- **Problem to work on**: Count the lines below that include the word "Overlays" and write that number alone.

[START OF Source material]

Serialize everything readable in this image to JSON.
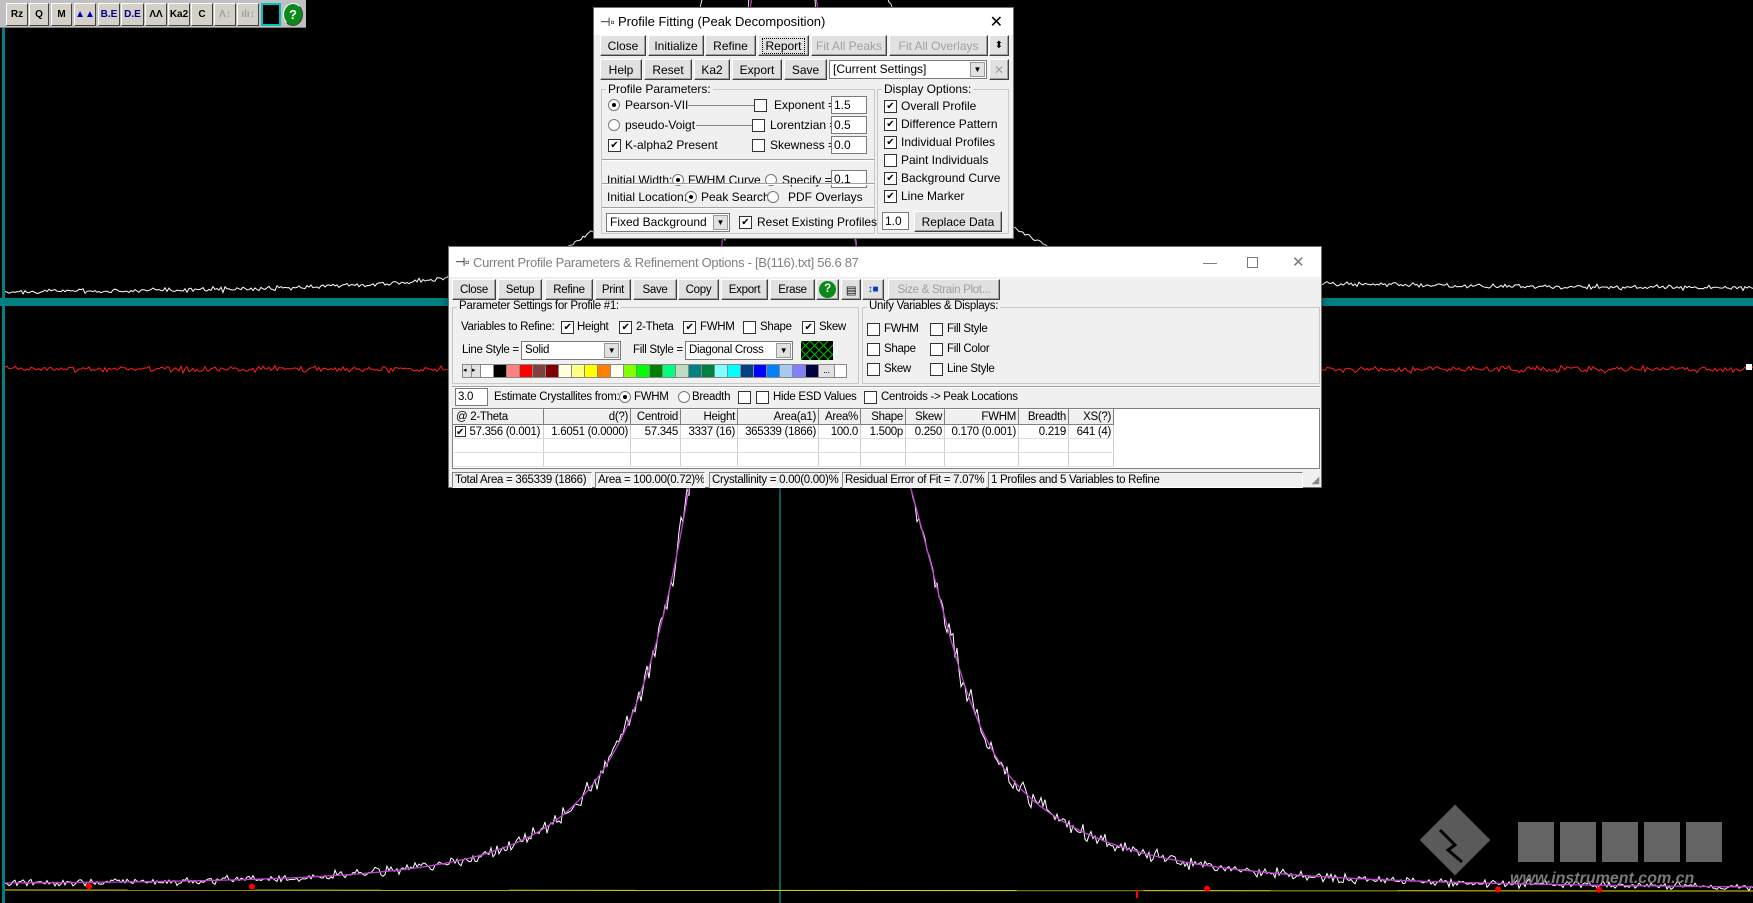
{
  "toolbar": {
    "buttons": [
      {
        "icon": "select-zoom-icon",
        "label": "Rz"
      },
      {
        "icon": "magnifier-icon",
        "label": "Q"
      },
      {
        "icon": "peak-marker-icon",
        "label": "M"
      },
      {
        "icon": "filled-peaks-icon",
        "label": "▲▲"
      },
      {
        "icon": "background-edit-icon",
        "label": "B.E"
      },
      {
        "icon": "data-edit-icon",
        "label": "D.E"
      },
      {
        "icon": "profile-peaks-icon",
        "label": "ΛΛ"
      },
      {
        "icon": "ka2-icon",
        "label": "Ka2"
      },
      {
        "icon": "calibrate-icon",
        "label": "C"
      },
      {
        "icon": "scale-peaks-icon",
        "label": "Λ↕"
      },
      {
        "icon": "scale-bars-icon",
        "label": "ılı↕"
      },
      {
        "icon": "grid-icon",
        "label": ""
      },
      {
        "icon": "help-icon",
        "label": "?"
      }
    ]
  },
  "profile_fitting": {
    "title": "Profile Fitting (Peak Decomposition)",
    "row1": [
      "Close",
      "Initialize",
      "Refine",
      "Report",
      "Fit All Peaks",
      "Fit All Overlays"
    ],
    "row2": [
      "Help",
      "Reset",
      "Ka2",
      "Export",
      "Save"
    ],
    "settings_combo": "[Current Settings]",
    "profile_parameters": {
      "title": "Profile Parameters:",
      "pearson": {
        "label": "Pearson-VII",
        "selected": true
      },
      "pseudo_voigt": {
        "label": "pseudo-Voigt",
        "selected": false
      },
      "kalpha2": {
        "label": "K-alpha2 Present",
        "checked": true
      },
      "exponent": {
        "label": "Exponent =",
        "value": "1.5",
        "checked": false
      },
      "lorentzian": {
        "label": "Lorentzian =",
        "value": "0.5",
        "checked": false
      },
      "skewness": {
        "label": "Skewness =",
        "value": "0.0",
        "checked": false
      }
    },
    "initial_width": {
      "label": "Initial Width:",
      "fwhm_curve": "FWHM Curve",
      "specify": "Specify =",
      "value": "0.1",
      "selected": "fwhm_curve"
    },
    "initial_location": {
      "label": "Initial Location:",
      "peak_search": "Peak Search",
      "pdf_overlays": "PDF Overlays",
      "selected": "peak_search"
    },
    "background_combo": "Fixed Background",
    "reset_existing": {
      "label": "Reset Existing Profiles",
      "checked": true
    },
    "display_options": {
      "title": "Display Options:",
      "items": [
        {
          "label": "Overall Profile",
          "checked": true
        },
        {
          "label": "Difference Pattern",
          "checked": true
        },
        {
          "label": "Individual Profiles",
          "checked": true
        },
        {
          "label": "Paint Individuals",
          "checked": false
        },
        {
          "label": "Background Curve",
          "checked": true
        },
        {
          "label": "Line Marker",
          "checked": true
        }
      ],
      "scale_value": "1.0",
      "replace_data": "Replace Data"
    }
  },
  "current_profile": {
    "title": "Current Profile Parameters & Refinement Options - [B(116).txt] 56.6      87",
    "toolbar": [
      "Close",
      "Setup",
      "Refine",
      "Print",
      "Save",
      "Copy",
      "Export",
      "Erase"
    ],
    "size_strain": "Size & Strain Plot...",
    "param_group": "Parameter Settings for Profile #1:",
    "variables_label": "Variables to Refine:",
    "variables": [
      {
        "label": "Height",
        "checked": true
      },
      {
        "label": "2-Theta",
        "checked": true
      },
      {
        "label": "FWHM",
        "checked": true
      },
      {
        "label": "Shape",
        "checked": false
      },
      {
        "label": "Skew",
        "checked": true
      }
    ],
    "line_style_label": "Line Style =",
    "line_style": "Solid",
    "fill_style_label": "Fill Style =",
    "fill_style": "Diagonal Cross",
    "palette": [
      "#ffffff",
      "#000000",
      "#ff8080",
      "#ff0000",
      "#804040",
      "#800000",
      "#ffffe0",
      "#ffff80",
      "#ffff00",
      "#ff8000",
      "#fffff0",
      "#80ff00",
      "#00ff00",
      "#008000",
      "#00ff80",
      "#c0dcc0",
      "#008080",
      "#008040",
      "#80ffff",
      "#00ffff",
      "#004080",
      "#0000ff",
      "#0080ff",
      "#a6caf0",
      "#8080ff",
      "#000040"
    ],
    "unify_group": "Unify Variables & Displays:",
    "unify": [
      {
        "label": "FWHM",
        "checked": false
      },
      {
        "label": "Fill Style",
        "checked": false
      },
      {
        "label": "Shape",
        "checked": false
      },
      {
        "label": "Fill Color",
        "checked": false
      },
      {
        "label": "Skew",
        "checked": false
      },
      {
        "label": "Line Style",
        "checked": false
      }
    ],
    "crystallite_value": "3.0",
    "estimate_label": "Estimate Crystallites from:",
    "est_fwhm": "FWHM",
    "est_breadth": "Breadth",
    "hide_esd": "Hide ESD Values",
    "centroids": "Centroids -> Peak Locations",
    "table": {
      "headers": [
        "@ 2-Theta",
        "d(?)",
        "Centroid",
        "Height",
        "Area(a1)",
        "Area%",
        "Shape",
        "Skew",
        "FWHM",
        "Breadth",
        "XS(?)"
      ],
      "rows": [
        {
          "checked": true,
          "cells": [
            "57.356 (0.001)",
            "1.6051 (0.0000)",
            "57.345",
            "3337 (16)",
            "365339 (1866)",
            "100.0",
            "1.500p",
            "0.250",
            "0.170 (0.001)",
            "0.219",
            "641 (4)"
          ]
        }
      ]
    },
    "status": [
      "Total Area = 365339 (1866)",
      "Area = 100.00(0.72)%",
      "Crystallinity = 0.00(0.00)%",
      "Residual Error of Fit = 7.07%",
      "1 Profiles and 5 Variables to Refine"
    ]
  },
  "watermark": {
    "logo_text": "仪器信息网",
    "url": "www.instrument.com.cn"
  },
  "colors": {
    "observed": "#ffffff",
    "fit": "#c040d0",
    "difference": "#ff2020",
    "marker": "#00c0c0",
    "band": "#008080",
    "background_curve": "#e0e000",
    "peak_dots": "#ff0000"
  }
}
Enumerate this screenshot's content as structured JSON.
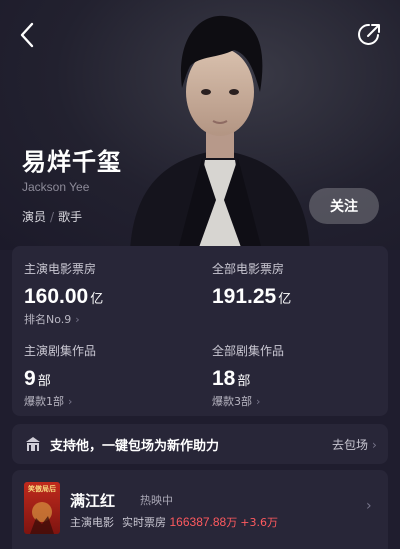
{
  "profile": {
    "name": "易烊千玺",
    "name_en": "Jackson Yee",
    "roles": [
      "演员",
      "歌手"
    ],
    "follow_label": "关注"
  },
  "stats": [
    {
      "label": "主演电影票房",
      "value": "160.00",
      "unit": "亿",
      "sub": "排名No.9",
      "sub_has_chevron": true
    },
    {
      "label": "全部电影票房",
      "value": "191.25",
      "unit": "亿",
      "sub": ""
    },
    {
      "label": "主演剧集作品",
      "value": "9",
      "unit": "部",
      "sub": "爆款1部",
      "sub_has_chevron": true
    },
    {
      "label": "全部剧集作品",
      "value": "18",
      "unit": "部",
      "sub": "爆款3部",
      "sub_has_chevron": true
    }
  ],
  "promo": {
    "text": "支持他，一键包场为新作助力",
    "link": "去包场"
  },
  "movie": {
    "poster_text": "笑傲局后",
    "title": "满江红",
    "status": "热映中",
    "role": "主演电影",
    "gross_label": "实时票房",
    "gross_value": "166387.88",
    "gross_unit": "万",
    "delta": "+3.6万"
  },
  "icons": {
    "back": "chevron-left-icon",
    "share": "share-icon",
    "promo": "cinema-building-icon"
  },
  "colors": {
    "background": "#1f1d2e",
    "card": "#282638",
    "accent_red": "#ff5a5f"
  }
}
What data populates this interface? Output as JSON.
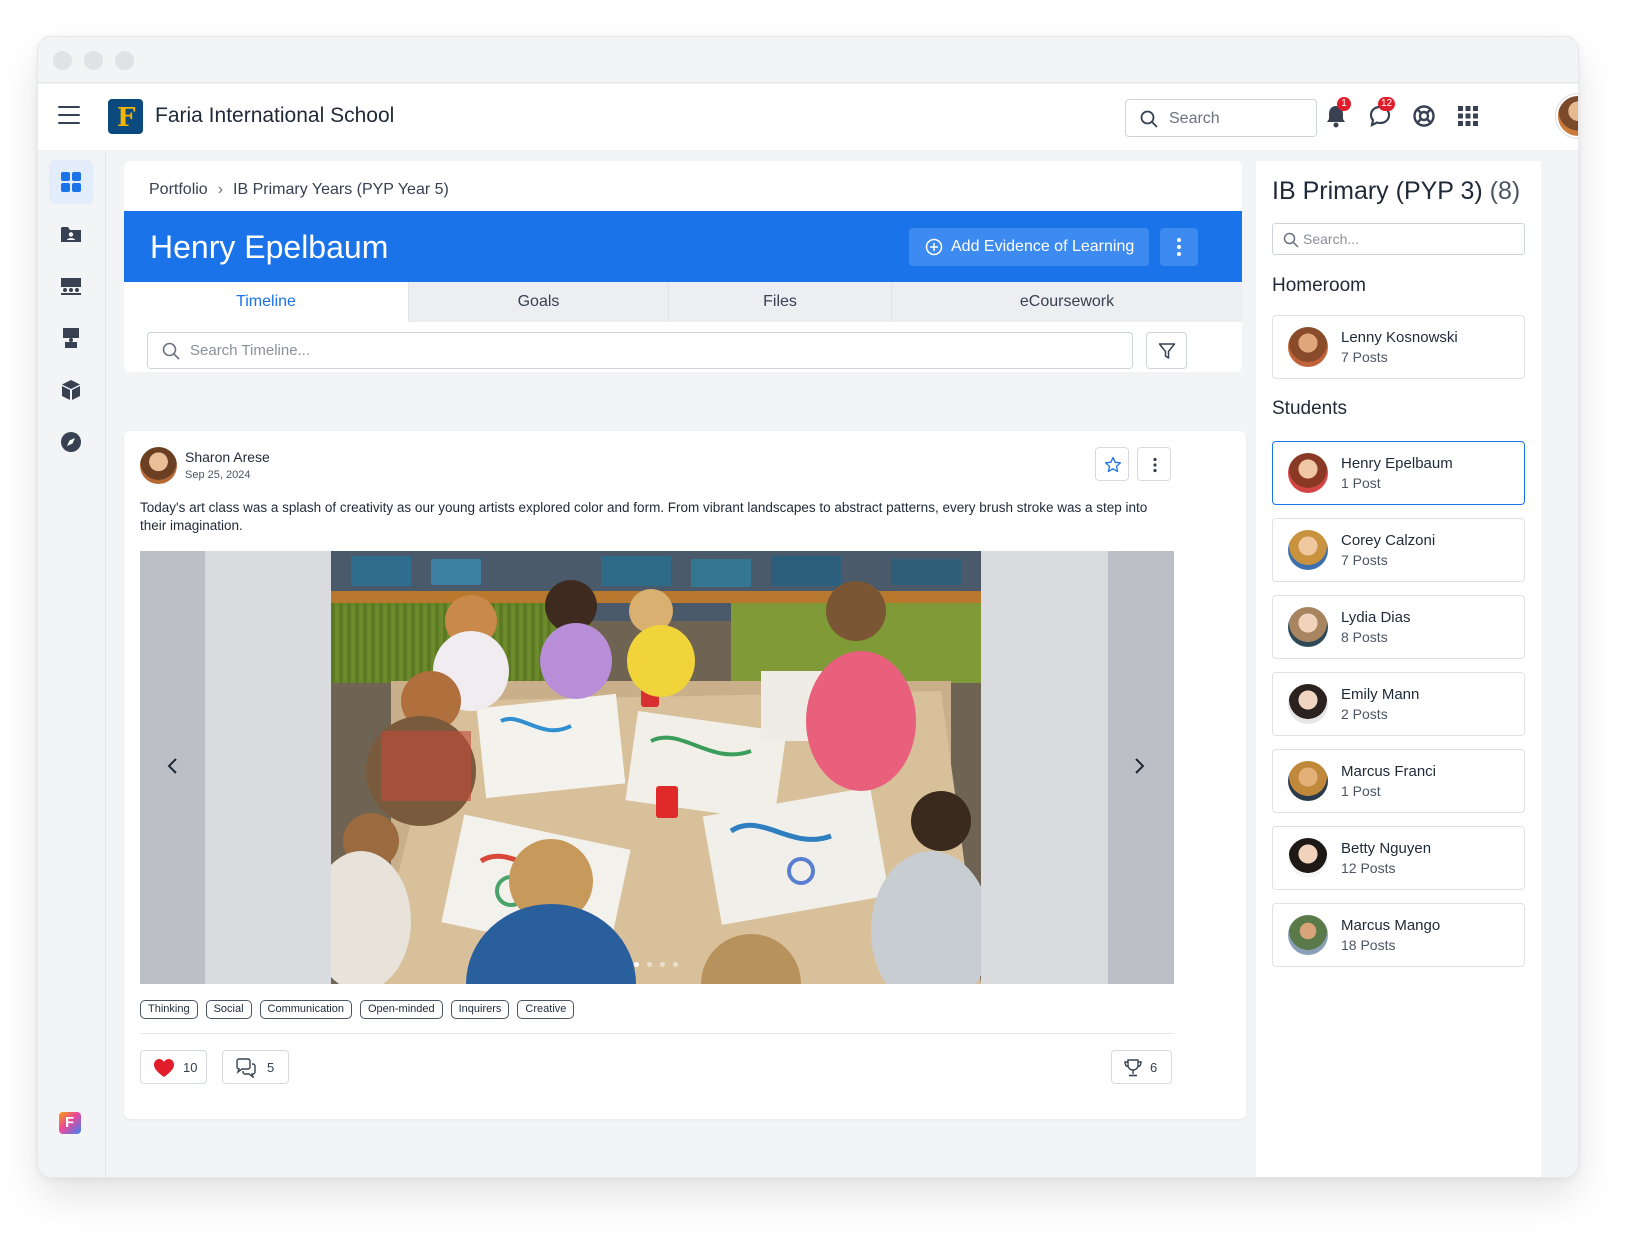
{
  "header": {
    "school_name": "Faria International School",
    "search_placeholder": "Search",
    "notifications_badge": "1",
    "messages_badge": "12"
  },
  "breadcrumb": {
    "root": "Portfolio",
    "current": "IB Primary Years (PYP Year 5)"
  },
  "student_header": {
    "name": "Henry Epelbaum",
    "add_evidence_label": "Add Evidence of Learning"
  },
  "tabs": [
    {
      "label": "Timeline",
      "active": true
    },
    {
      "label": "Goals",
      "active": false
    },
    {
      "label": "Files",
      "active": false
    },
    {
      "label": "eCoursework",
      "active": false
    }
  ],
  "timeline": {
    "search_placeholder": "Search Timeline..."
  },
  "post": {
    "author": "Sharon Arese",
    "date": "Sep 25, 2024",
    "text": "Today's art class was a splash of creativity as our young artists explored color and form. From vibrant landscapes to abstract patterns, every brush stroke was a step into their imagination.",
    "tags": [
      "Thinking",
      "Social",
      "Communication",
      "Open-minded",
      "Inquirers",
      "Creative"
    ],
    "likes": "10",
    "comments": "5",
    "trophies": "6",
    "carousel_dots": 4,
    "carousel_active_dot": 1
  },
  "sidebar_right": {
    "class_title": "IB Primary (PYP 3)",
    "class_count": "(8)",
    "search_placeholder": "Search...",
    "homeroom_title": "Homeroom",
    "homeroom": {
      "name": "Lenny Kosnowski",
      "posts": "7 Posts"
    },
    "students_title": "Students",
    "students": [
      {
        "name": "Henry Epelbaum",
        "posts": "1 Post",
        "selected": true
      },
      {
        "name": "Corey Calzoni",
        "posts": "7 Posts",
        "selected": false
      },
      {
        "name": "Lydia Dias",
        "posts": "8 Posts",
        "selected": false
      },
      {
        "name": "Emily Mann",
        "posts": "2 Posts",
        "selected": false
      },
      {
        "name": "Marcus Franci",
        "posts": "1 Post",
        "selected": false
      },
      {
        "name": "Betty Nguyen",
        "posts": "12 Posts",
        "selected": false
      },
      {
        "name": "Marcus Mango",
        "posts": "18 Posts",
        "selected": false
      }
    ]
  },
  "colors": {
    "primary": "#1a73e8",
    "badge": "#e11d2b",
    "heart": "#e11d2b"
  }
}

[END OF Source material]

- **Reply to the task**: 2